*WORK TO COMPLETE*
Omit the pictures and return every entry exactly as written.

══ DATA TO PROCESS

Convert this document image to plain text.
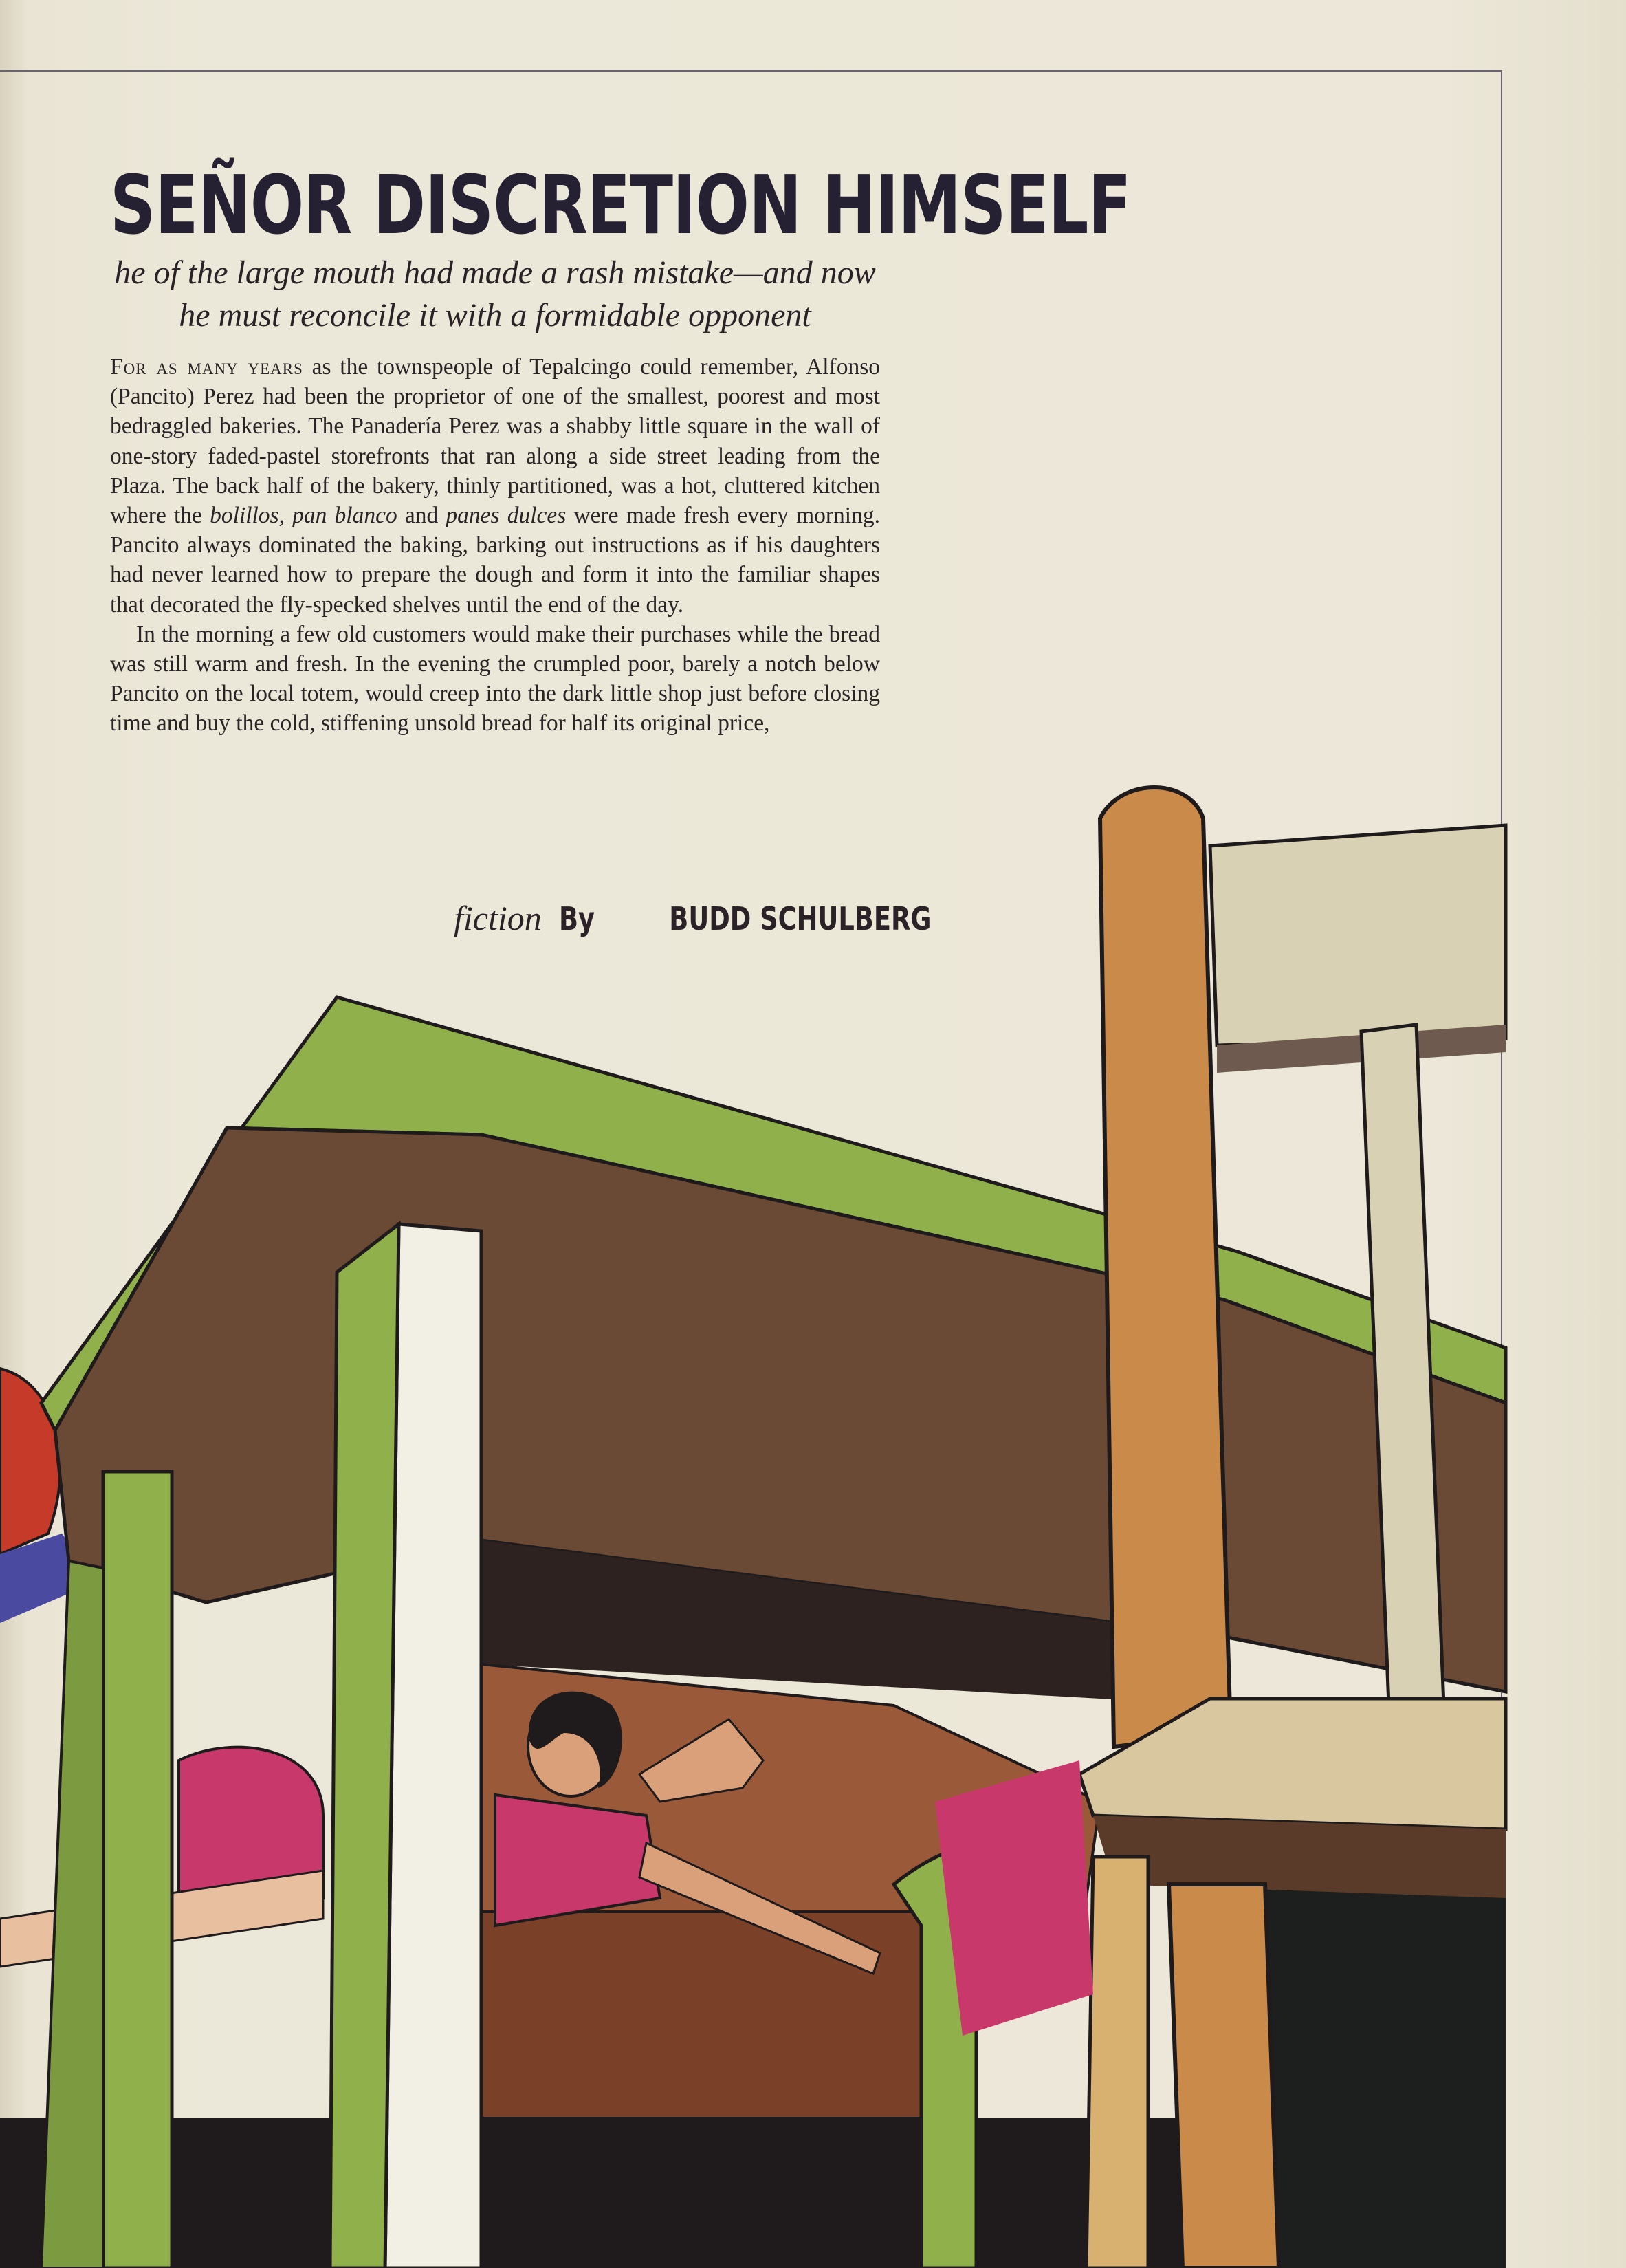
SEÑOR DISCRETION HIMSELF

he of the large mouth had made a rash mistake—and now he must reconcile it with a formidable opponent

For as many years as the townspeople of Tepalcingo could remember, Alfonso (Pancito) Perez had been the proprietor of one of the smallest, poorest and most bedraggled bakeries. The Panadería Perez was a shabby little square in the wall of one-story faded-pastel storefronts that ran along a side street leading from the Plaza. The back half of the bakery, thinly partitioned, was a hot, cluttered kitchen where the bolillos, pan blanco and panes dulces were made fresh every morning. Pancito always dominated the baking, barking out instructions as if his daughters had never learned how to prepare the dough and form it into the familiar shapes that decorated the fly-specked shelves until the end of the day.

In the morning a few old customers would make their purchases while the bread was still warm and fresh. In the evening the crumpled poor, barely a notch below Pancito on the local totem, would creep into the dark little shop just before closing time and buy the cold, stiffening unsold bread for half its original price,

fiction By BUDD SCHULBERG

════

*WRITTEN SOLUTION*
Convert this document image to plain text.
SEÑOR DISCRETION HIMSELF

he of the large mouth had made a rash mistake—and now he must reconcile it with a formidable opponent

For as many years as the townspeople of Tepalcingo could remember, Alfonso (Pancito) Perez had been the proprietor of one of the smallest, poorest and most bedraggled bakeries. The Panadería Perez was a shabby little square in the wall of one-story faded-pastel storefronts that ran along a side street leading from the Plaza. The back half of the bakery, thinly partitioned, was a hot, cluttered kitchen where the bolillos, pan blanco and panes dulces were made fresh every morning. Pancito always dominated the baking, barking out instructions as if his daughters had never learned how to prepare the dough and form it into the familiar shapes that decorated the fly-specked shelves until the end of the day.

In the morning a few old customers would make their purchases while the bread was still warm and fresh. In the evening the crumpled poor, barely a notch below Pancito on the local totem, would creep into the dark little shop just before closing time and buy the cold, stiffening unsold bread for half its original price,

fiction By BUDD SCHULBERG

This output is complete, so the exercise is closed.